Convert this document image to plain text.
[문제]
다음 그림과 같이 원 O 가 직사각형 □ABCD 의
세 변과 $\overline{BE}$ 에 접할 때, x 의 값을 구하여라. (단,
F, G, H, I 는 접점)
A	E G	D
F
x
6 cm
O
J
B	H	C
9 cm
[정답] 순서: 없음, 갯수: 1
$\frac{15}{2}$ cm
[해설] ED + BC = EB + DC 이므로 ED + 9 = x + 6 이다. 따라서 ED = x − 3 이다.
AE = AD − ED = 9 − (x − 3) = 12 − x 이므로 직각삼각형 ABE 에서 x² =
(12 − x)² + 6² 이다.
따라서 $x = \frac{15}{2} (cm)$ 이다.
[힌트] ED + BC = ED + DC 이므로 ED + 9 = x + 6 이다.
════════════════════
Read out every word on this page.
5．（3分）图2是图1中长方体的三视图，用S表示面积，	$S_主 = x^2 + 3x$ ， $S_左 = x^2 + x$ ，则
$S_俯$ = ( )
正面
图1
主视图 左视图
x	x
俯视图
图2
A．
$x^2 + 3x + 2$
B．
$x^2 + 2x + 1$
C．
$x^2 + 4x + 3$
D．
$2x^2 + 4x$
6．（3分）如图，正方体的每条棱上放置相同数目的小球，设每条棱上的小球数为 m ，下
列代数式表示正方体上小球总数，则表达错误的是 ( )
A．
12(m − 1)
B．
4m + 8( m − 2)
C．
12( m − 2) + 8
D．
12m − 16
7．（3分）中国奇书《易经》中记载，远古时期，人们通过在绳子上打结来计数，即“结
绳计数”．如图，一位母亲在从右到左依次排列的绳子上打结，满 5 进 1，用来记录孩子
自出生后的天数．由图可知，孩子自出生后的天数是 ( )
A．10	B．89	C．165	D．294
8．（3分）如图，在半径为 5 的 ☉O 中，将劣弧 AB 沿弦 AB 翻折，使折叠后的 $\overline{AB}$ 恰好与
════════════════════
▶ Set task: Copy each line of the data that contains the word "overline".

▶ Reply to the exercise:
세 변과 $\overline{BE}$ 에 접할 때, x 의 값을 구하여라. (단,
8．（3分）如图，在半径为 5 的 ☉O 中，将劣弧 AB 沿弦 AB 翻折，使折叠后的 $\overline{AB}$ 恰好与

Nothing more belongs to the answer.